> _Aim of the task_: Determine how many lines contain the string "家庭でルールがある" and reply with that number alone.

> _Extracted records_:
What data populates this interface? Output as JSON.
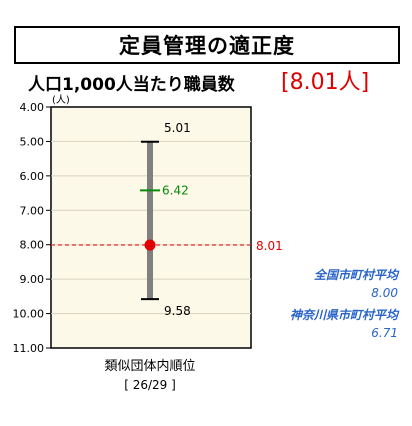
{
  "header": {
    "title": "定員管理の適正度",
    "subtitle": "人口1,000人当たり職員数",
    "value_display": "[8.01人]"
  },
  "chart_data": {
    "type": "range",
    "unit": "(人)",
    "y_axis": {
      "min": 4.0,
      "max": 11.0,
      "inverted": true,
      "ticks": [
        "4.00",
        "5.00",
        "6.00",
        "7.00",
        "8.00",
        "9.00",
        "10.00",
        "11.00"
      ]
    },
    "range": {
      "min": 5.01,
      "max": 9.58,
      "min_label": "5.01",
      "max_label": "9.58"
    },
    "average": {
      "value": 6.42,
      "label": "6.42"
    },
    "current": {
      "value": 8.01,
      "label": "8.01"
    },
    "xlabel": "類似団体内順位",
    "rank": "[ 26/29 ]",
    "colors": {
      "plot_bg": "#fdf9e8",
      "range_bar": "#808080",
      "average_tick": "#0a8a0a",
      "current": "#e00000",
      "legend_text": "#2a64c8"
    }
  },
  "legend": {
    "national_label": "全国市町村平均",
    "national_value": "8.00",
    "prefecture_label": "神奈川県市町村平均",
    "prefecture_value": "6.71"
  }
}
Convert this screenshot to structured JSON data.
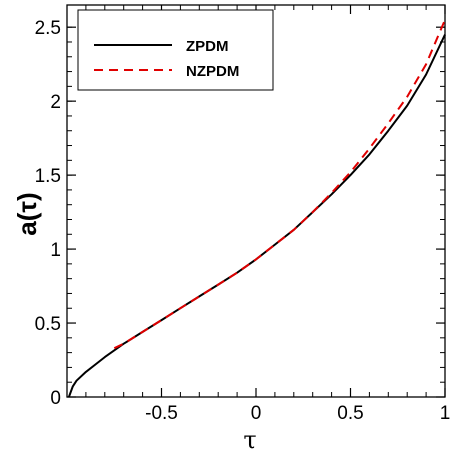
{
  "chart_data": {
    "type": "line",
    "xlabel": "τ",
    "ylabel": "a(τ)",
    "xlim": [
      -1.0,
      1.0
    ],
    "ylim": [
      0,
      2.65
    ],
    "xticks": [
      -0.5,
      0,
      0.5,
      1
    ],
    "xtick_labels": [
      "-0.5",
      "0",
      "0.5",
      "1"
    ],
    "yticks": [
      0,
      0.5,
      1,
      1.5,
      2,
      2.5
    ],
    "ytick_labels": [
      "0",
      "0.5",
      "1",
      "1.5",
      "2",
      "2.5"
    ],
    "grid": false,
    "legend_position": "top-left",
    "series": [
      {
        "name": "ZPDM",
        "color": "#000000",
        "style": "solid",
        "x": [
          -0.99,
          -0.97,
          -0.95,
          -0.9,
          -0.85,
          -0.8,
          -0.7,
          -0.6,
          -0.5,
          -0.4,
          -0.3,
          -0.2,
          -0.1,
          0.0,
          0.1,
          0.2,
          0.3,
          0.4,
          0.5,
          0.6,
          0.7,
          0.8,
          0.9,
          1.0
        ],
        "values": [
          0.0,
          0.07,
          0.11,
          0.17,
          0.22,
          0.27,
          0.36,
          0.44,
          0.52,
          0.6,
          0.68,
          0.76,
          0.84,
          0.93,
          1.03,
          1.13,
          1.25,
          1.37,
          1.5,
          1.64,
          1.8,
          1.97,
          2.18,
          2.45
        ]
      },
      {
        "name": "NZPDM",
        "color": "#e00000",
        "style": "dashed",
        "x": [
          -0.75,
          -0.7,
          -0.6,
          -0.5,
          -0.4,
          -0.3,
          -0.2,
          -0.1,
          0.0,
          0.1,
          0.2,
          0.3,
          0.4,
          0.5,
          0.6,
          0.7,
          0.8,
          0.9,
          1.0
        ],
        "values": [
          0.33,
          0.36,
          0.44,
          0.52,
          0.6,
          0.68,
          0.76,
          0.84,
          0.93,
          1.03,
          1.13,
          1.25,
          1.38,
          1.52,
          1.68,
          1.85,
          2.03,
          2.25,
          2.55
        ]
      }
    ]
  }
}
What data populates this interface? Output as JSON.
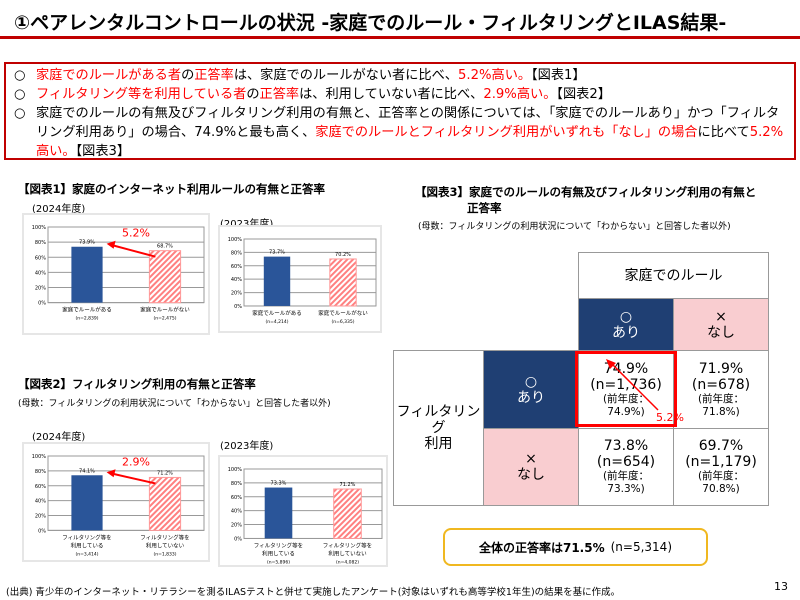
{
  "title": "①ペアレンタルコントロールの状況 -家庭でのルール・フィルタリングとILAS結果-",
  "summary": [
    {
      "bullet": "○",
      "parts": [
        {
          "t": "家庭でのルールがある者",
          "red": true
        },
        {
          "t": "の"
        },
        {
          "t": "正答率",
          "red": true
        },
        {
          "t": "は、家庭でのルールがない者に比べ、"
        },
        {
          "t": "5.2%高い。",
          "red": true
        },
        {
          "t": "【図表1】"
        }
      ]
    },
    {
      "bullet": "○",
      "parts": [
        {
          "t": "フィルタリング等を利用している者",
          "red": true
        },
        {
          "t": "の"
        },
        {
          "t": "正答率",
          "red": true
        },
        {
          "t": "は、利用していない者に比べ、"
        },
        {
          "t": "2.9%高い。",
          "red": true
        },
        {
          "t": "【図表2】"
        }
      ]
    },
    {
      "bullet": "○",
      "parts": [
        {
          "t": "家庭でのルールの有無及びフィルタリング利用の有無と、正答率との関係については、「家庭でのルールあり」かつ「フィルタリング利用あり」の場合、74.9%と最も高く、"
        },
        {
          "t": "家庭でのルールとフィルタリング利用がいずれも「なし」の場合",
          "red": true
        },
        {
          "t": "に比べて"
        },
        {
          "t": "5.2%高い。",
          "red": true
        },
        {
          "t": "【図表3】"
        }
      ]
    }
  ],
  "fig1": {
    "title": "【図表1】家庭のインターネット利用ルールの有無と正答率",
    "diff": "5.2%"
  },
  "fig2": {
    "title": "【図表2】フィルタリング利用の有無と正答率",
    "subtitle": "(母数：フィルタリングの利用状況について「わからない」と回答した者以外)",
    "diff": "2.9%"
  },
  "fig3": {
    "title1": "【図表3】家庭でのルールの有無及びフィルタリング利用の有無と",
    "title2": "正答率",
    "subtitle": "(母数：フィルタリングの利用状況について「わからない」と回答した者以外)",
    "col_header": "家庭でのルール",
    "row_header": "フィルタリング\n利用",
    "col_yes": "○\nあり",
    "col_no": "×\nなし",
    "row_yes": "○\nあり",
    "row_no": "×\nなし",
    "cells": [
      {
        "v": "74.9%",
        "n": "(n=1,736)",
        "prev": "(前年度：\n74.9%)"
      },
      {
        "v": "71.9%",
        "n": "(n=678)",
        "prev": "(前年度：\n71.8%)"
      },
      {
        "v": "73.8%",
        "n": "(n=654)",
        "prev": "(前年度：\n73.3%)"
      },
      {
        "v": "69.7%",
        "n": "(n=1,179)",
        "prev": "(前年度：\n70.8%)"
      }
    ],
    "diff": "5.2%",
    "colors": {
      "yes": "#1f3f73",
      "no": "#f9cdd0",
      "highlight": "#ff0000"
    }
  },
  "overall": {
    "label": "全体の正答率は71.5%",
    "n": "(n=5,314)"
  },
  "footer": "(出典) 青少年のインターネット・リテラシーを測るILASテストと併せて実施したアンケート(対象はいずれも高等学校1年生)の結果を基に作成。",
  "page": "13",
  "chart_data": [
    {
      "type": "bar",
      "title": "(2024年度)",
      "ylim": [
        0,
        100
      ],
      "yticks": [
        "0%",
        "20%",
        "40%",
        "60%",
        "80%",
        "100%"
      ],
      "categories": [
        "家庭でルールがある\n(n=2,839)",
        "家庭でルールがない\n(n=2,475)"
      ],
      "values": [
        73.9,
        68.7
      ],
      "labels": [
        "73.9%",
        "68.7%"
      ],
      "colors": [
        "#2a5599",
        "#ff9999"
      ]
    },
    {
      "type": "bar",
      "title": "(2023年度)",
      "ylim": [
        0,
        100
      ],
      "yticks": [
        "0%",
        "20%",
        "40%",
        "60%",
        "80%",
        "100%"
      ],
      "categories": [
        "家庭でルールがある\n(n=4,214)",
        "家庭でルールがない\n(n=6,335)"
      ],
      "values": [
        73.7,
        70.2
      ],
      "labels": [
        "73.7%",
        "70.2%"
      ],
      "colors": [
        "#2a5599",
        "#ff9999"
      ]
    },
    {
      "type": "bar",
      "title": "(2024年度)",
      "ylim": [
        0,
        100
      ],
      "yticks": [
        "0%",
        "20%",
        "40%",
        "60%",
        "80%",
        "100%"
      ],
      "categories": [
        "フィルタリング等を\n利用している\n(n=3,414)",
        "フィルタリング等を\n利用していない\n(n=1,833)"
      ],
      "values": [
        74.1,
        71.2
      ],
      "labels": [
        "74.1%",
        "71.2%"
      ],
      "colors": [
        "#2a5599",
        "#ff9999"
      ]
    },
    {
      "type": "bar",
      "title": "(2023年度)",
      "ylim": [
        0,
        100
      ],
      "yticks": [
        "0%",
        "20%",
        "40%",
        "60%",
        "80%",
        "100%"
      ],
      "categories": [
        "フィルタリング等を\n利用している\n(n=5,896)",
        "フィルタリング等を\n利用していない\n(n=4,082)"
      ],
      "values": [
        73.3,
        71.2
      ],
      "labels": [
        "73.3%",
        "71.2%"
      ],
      "colors": [
        "#2a5599",
        "#ff9999"
      ]
    }
  ]
}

> _Task output_: 2